_Extracted information_:
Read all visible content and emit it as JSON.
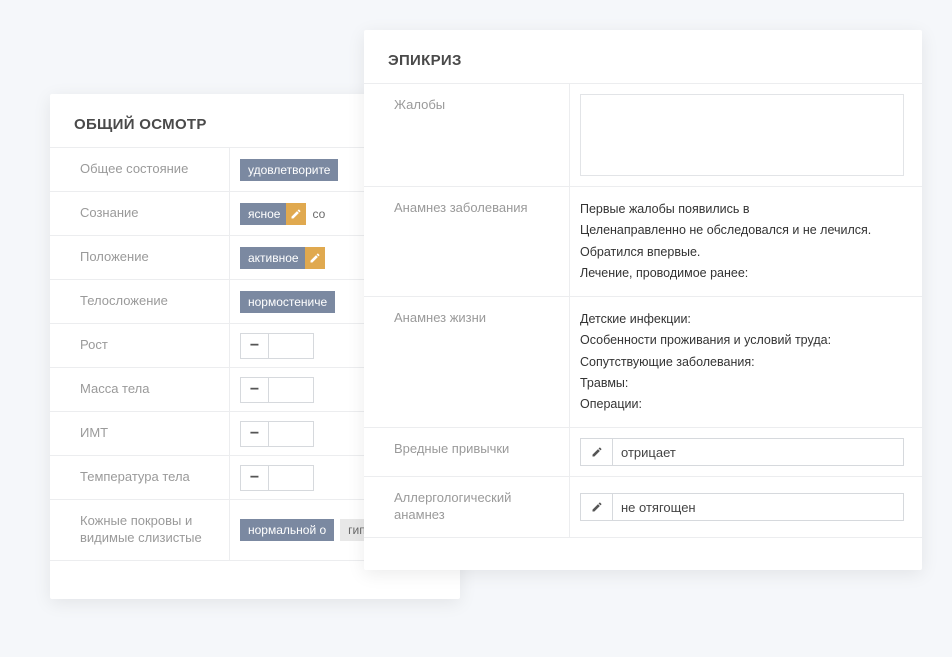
{
  "left_card": {
    "title": "ОБЩИЙ ОСМОТР",
    "rows": {
      "general": {
        "label": "Общее состояние",
        "tag": "удовлетворите"
      },
      "consciousness": {
        "label": "Сознание",
        "tag": "ясное",
        "trailing": "со"
      },
      "position": {
        "label": "Положение",
        "tag": "активное"
      },
      "body_type": {
        "label": "Телосложение",
        "tag": "нормостениче"
      },
      "height": {
        "label": "Рост"
      },
      "weight": {
        "label": "Масса тела"
      },
      "bmi": {
        "label": "ИМТ"
      },
      "temperature": {
        "label": "Температура тела"
      },
      "skin": {
        "label": "Кожные покровы и видимые слизистые",
        "tag": "нормальной о",
        "tag2": "гипергидроз"
      }
    }
  },
  "right_card": {
    "title": "ЭПИКРИЗ",
    "rows": {
      "complaints": {
        "label": "Жалобы"
      },
      "disease_history": {
        "label": "Анамнез заболевания",
        "line1": "Первые жалобы появились в",
        "line2": "Целенаправленно не обследовался и не лечился.",
        "line3": "Обратился впервые.",
        "line4": "Лечение, проводимое ранее:"
      },
      "life_history": {
        "label": "Анамнез жизни",
        "line1": "Детские инфекции:",
        "line2": "Особенности проживания и условий труда:",
        "line3": "Сопутствующие заболевания:",
        "line4": "Травмы:",
        "line5": "Операции:"
      },
      "bad_habits": {
        "label": "Вредные привычки",
        "value": "отрицает"
      },
      "allergies": {
        "label": "Аллергологический анамнез",
        "value": "не отягощен"
      }
    }
  }
}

_Instruction_: Above are the records; reproduce them exactly and leave out the pictures.

_Solved exercise_:
Read all visible content and emit it as JSON.
{
  "left_card": {
    "title": "ОБЩИЙ ОСМОТР",
    "rows": {
      "general": {
        "label": "Общее состояние",
        "tag": "удовлетворите"
      },
      "consciousness": {
        "label": "Сознание",
        "tag": "ясное",
        "trailing": "со"
      },
      "position": {
        "label": "Положение",
        "tag": "активное"
      },
      "body_type": {
        "label": "Телосложение",
        "tag": "нормостениче"
      },
      "height": {
        "label": "Рост"
      },
      "weight": {
        "label": "Масса тела"
      },
      "bmi": {
        "label": "ИМТ"
      },
      "temperature": {
        "label": "Температура тела"
      },
      "skin": {
        "label": "Кожные покровы и видимые слизистые",
        "tag": "нормальной о",
        "tag2": "гипергидроз"
      }
    }
  },
  "right_card": {
    "title": "ЭПИКРИЗ",
    "rows": {
      "complaints": {
        "label": "Жалобы"
      },
      "disease_history": {
        "label": "Анамнез заболевания",
        "line1": "Первые жалобы появились в",
        "line2": "Целенаправленно не обследовался и не лечился.",
        "line3": "Обратился впервые.",
        "line4": "Лечение, проводимое ранее:"
      },
      "life_history": {
        "label": "Анамнез жизни",
        "line1": "Детские инфекции:",
        "line2": "Особенности проживания и условий труда:",
        "line3": "Сопутствующие заболевания:",
        "line4": "Травмы:",
        "line5": "Операции:"
      },
      "bad_habits": {
        "label": "Вредные привычки",
        "value": "отрицает"
      },
      "allergies": {
        "label": "Аллергологический анамнез",
        "value": "не отягощен"
      }
    }
  }
}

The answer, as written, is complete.